Extracted records:
•••••

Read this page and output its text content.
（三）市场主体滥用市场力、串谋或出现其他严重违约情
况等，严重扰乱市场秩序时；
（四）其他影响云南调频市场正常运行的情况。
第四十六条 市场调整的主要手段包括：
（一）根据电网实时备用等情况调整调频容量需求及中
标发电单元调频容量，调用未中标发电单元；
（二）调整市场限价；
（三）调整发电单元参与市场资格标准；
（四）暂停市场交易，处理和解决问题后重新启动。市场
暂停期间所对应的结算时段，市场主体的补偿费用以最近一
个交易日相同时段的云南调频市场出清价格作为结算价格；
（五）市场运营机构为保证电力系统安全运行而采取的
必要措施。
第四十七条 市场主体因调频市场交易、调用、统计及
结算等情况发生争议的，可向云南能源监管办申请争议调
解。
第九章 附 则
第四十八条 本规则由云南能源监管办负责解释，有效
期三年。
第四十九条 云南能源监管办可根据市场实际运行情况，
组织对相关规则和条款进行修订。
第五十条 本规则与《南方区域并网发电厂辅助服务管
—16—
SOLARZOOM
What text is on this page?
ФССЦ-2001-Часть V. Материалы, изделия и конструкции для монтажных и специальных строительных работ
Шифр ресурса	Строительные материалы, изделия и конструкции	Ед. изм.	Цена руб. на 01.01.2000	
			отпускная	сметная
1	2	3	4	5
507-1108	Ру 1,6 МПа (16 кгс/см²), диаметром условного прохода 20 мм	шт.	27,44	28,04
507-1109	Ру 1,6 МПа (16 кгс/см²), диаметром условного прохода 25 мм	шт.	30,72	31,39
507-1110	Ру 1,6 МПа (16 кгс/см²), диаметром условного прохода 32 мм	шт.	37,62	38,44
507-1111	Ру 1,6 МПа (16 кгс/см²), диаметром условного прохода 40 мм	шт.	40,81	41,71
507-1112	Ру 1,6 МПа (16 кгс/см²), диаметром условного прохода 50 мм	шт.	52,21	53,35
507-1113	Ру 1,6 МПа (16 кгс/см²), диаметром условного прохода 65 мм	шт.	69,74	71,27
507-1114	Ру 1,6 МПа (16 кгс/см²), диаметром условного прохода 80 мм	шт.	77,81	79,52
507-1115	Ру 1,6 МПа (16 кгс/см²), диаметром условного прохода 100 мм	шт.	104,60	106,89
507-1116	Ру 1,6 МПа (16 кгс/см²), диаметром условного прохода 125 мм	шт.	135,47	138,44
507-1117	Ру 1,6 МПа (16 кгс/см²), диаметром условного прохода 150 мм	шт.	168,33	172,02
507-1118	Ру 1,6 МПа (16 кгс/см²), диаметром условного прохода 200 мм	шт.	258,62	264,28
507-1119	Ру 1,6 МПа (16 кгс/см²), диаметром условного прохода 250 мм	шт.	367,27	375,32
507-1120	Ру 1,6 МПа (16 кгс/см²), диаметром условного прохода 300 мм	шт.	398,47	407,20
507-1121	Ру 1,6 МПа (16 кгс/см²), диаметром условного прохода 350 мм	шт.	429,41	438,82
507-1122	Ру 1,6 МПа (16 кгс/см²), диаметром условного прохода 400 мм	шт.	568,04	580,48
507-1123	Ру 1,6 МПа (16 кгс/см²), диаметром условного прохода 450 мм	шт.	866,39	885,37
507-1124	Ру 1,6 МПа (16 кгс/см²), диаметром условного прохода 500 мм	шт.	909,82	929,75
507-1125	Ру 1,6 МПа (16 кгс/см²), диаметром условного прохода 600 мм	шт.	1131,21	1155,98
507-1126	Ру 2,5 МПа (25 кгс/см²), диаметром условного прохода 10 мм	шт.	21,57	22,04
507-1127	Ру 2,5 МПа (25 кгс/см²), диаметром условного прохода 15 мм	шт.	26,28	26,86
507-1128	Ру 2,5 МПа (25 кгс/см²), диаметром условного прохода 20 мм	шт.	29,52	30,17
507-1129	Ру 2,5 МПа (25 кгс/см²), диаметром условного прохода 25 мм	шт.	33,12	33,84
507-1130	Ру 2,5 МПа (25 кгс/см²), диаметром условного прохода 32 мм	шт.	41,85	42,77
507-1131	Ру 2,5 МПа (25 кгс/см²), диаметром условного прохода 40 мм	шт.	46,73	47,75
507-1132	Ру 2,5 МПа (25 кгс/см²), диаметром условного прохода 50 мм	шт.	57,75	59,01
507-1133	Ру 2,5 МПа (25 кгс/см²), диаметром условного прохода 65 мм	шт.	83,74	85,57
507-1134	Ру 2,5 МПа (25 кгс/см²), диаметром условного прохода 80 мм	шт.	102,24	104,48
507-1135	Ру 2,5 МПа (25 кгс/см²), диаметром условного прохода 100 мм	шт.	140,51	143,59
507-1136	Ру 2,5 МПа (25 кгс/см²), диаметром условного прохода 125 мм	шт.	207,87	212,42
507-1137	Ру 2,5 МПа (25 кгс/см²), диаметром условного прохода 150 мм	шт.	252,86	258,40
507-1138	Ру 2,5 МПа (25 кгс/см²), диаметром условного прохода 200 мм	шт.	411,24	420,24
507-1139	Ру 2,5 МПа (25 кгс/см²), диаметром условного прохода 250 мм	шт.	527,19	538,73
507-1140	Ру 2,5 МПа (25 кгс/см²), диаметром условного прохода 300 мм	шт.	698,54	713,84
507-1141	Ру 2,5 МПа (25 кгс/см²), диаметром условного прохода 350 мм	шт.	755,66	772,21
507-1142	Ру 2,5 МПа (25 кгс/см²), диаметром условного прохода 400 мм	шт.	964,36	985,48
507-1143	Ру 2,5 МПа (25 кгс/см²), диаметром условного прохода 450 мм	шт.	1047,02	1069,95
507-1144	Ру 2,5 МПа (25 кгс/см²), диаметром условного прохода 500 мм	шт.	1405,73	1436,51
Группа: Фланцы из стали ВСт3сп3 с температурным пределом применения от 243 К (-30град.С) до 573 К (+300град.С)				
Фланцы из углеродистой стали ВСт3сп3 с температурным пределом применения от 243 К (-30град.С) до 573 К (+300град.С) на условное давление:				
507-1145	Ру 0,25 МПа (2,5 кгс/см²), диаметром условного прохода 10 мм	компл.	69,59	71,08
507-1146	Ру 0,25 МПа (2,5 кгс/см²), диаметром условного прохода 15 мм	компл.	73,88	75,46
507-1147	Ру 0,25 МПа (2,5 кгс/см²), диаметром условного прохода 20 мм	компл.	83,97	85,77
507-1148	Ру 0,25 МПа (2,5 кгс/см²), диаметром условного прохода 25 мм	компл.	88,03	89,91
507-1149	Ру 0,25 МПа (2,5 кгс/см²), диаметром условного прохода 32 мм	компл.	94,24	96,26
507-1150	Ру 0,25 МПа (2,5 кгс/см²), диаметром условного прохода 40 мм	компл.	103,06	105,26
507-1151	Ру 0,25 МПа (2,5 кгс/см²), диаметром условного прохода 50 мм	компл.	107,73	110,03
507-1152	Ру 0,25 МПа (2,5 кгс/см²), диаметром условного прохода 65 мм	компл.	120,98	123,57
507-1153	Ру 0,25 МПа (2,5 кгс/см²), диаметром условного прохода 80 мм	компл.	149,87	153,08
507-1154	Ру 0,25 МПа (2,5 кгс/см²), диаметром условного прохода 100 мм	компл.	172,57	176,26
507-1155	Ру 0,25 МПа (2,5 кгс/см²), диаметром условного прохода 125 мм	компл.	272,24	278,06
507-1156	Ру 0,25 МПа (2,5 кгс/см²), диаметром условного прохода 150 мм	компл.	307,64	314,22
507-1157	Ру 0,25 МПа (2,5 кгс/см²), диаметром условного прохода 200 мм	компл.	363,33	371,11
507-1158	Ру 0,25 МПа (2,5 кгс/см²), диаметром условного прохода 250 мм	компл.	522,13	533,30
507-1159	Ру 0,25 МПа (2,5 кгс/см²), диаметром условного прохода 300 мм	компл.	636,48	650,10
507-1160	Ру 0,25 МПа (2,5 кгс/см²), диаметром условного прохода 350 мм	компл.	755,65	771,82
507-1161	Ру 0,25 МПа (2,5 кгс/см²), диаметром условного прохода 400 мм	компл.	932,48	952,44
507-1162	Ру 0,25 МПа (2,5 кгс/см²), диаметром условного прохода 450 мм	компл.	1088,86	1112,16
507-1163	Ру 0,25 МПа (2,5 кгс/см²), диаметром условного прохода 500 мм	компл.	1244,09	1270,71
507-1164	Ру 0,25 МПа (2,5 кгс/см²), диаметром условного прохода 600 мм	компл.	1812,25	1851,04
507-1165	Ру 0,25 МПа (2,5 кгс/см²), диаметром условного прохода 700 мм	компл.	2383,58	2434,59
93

•••••

> _SET EXERCISE_
From the listing above, copy every line that includes the word "пределом".

> _WRITTEN SOLUTION_
Группа: Фланцы из стали ВСт3сп3 с температурным пределом применения от 243 К (-30град.С) до 573 К (+300град.С)				
Фланцы из углеродистой стали ВСт3сп3 с температурным пределом применения от 243 К (-30град.С) до 573 К (+300град.С) на условное давление:				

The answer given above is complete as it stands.